### Exercise brief:
Quote the full listing word for word.

## start Raw records

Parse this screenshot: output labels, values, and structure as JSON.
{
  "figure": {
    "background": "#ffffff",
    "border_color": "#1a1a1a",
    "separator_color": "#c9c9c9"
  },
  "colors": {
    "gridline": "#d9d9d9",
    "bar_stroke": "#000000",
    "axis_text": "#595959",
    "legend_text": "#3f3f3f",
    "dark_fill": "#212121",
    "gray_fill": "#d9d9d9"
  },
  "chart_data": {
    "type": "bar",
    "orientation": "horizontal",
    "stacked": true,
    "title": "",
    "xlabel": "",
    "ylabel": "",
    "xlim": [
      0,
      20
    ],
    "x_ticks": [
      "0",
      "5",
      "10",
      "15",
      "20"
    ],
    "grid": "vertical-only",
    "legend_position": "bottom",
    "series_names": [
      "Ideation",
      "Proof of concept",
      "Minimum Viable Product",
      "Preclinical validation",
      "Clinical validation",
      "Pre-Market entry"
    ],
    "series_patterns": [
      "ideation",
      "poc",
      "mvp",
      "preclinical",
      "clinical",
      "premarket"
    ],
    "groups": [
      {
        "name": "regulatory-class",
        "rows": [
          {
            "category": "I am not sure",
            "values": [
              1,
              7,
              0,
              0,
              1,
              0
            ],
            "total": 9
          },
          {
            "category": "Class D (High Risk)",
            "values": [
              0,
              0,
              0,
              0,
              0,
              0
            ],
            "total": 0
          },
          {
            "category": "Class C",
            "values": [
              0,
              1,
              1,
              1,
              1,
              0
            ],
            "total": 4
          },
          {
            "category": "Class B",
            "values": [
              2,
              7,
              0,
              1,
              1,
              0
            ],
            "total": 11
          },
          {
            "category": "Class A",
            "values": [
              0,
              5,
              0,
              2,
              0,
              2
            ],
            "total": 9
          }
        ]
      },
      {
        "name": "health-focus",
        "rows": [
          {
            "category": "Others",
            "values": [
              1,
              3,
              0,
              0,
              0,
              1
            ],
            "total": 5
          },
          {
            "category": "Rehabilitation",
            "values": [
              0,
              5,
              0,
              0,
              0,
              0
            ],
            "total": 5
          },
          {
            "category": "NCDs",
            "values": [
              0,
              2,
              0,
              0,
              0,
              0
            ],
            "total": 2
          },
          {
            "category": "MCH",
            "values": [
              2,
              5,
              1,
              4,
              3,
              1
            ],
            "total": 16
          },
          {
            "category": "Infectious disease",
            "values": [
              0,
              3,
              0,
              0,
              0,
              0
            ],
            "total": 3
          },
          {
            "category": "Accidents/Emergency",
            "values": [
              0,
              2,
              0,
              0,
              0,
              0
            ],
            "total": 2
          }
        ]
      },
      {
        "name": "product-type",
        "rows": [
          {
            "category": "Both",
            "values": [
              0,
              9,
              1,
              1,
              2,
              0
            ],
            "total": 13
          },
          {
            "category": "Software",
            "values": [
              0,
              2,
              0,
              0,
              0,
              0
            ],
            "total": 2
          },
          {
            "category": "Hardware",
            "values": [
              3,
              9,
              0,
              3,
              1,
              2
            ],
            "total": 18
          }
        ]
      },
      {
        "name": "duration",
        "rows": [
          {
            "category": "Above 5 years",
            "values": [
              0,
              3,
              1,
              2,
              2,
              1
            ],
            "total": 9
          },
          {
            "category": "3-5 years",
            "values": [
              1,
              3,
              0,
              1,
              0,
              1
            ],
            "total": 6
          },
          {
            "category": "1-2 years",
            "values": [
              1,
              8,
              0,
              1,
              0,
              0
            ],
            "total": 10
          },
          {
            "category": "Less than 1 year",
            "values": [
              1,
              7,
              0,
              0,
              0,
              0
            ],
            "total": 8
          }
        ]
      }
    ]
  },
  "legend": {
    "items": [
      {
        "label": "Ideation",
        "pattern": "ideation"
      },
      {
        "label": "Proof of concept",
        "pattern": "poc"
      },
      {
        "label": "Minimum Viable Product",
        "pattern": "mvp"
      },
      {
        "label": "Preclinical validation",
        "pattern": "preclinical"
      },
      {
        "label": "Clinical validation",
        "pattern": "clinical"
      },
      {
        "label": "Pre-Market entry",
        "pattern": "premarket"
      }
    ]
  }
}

## end Raw records

### Written reply:
Parse this screenshot: output labels, values, and structure as JSON.
{
  "figure": {
    "background": "#ffffff",
    "border_color": "#1a1a1a",
    "separator_color": "#c9c9c9"
  },
  "colors": {
    "gridline": "#d9d9d9",
    "bar_stroke": "#000000",
    "axis_text": "#595959",
    "legend_text": "#3f3f3f",
    "dark_fill": "#212121",
    "gray_fill": "#d9d9d9"
  },
  "chart_data": {
    "type": "bar",
    "orientation": "horizontal",
    "stacked": true,
    "title": "",
    "xlabel": "",
    "ylabel": "",
    "xlim": [
      0,
      20
    ],
    "x_ticks": [
      "0",
      "5",
      "10",
      "15",
      "20"
    ],
    "grid": "vertical-only",
    "legend_position": "bottom",
    "series_names": [
      "Ideation",
      "Proof of concept",
      "Minimum Viable Product",
      "Preclinical validation",
      "Clinical validation",
      "Pre-Market entry"
    ],
    "series_patterns": [
      "ideation",
      "poc",
      "mvp",
      "preclinical",
      "clinical",
      "premarket"
    ],
    "groups": [
      {
        "name": "regulatory-class",
        "rows": [
          {
            "category": "I am not sure",
            "values": [
              1,
              7,
              0,
              0,
              1,
              0
            ],
            "total": 9
          },
          {
            "category": "Class D (High Risk)",
            "values": [
              0,
              0,
              0,
              0,
              0,
              0
            ],
            "total": 0
          },
          {
            "category": "Class C",
            "values": [
              0,
              1,
              1,
              1,
              1,
              0
            ],
            "total": 4
          },
          {
            "category": "Class B",
            "values": [
              2,
              7,
              0,
              1,
              1,
              0
            ],
            "total": 11
          },
          {
            "category": "Class A",
            "values": [
              0,
              5,
              0,
              2,
              0,
              2
            ],
            "total": 9
          }
        ]
      },
      {
        "name": "health-focus",
        "rows": [
          {
            "category": "Others",
            "values": [
              1,
              3,
              0,
              0,
              0,
              1
            ],
            "total": 5
          },
          {
            "category": "Rehabilitation",
            "values": [
              0,
              5,
              0,
              0,
              0,
              0
            ],
            "total": 5
          },
          {
            "category": "NCDs",
            "values": [
              0,
              2,
              0,
              0,
              0,
              0
            ],
            "total": 2
          },
          {
            "category": "MCH",
            "values": [
              2,
              5,
              1,
              4,
              3,
              1
            ],
            "total": 16
          },
          {
            "category": "Infectious disease",
            "values": [
              0,
              3,
              0,
              0,
              0,
              0
            ],
            "total": 3
          },
          {
            "category": "Accidents/Emergency",
            "values": [
              0,
              2,
              0,
              0,
              0,
              0
            ],
            "total": 2
          }
        ]
      },
      {
        "name": "product-type",
        "rows": [
          {
            "category": "Both",
            "values": [
              0,
              9,
              1,
              1,
              2,
              0
            ],
            "total": 13
          },
          {
            "category": "Software",
            "values": [
              0,
              2,
              0,
              0,
              0,
              0
            ],
            "total": 2
          },
          {
            "category": "Hardware",
            "values": [
              3,
              9,
              0,
              3,
              1,
              2
            ],
            "total": 18
          }
        ]
      },
      {
        "name": "duration",
        "rows": [
          {
            "category": "Above 5 years",
            "values": [
              0,
              3,
              1,
              2,
              2,
              1
            ],
            "total": 9
          },
          {
            "category": "3-5 years",
            "values": [
              1,
              3,
              0,
              1,
              0,
              1
            ],
            "total": 6
          },
          {
            "category": "1-2 years",
            "values": [
              1,
              8,
              0,
              1,
              0,
              0
            ],
            "total": 10
          },
          {
            "category": "Less than 1 year",
            "values": [
              1,
              7,
              0,
              0,
              0,
              0
            ],
            "total": 8
          }
        ]
      }
    ]
  },
  "legend": {
    "items": [
      {
        "label": "Ideation",
        "pattern": "ideation"
      },
      {
        "label": "Proof of concept",
        "pattern": "poc"
      },
      {
        "label": "Minimum Viable Product",
        "pattern": "mvp"
      },
      {
        "label": "Preclinical validation",
        "pattern": "preclinical"
      },
      {
        "label": "Clinical validation",
        "pattern": "clinical"
      },
      {
        "label": "Pre-Market entry",
        "pattern": "premarket"
      }
    ]
  }
}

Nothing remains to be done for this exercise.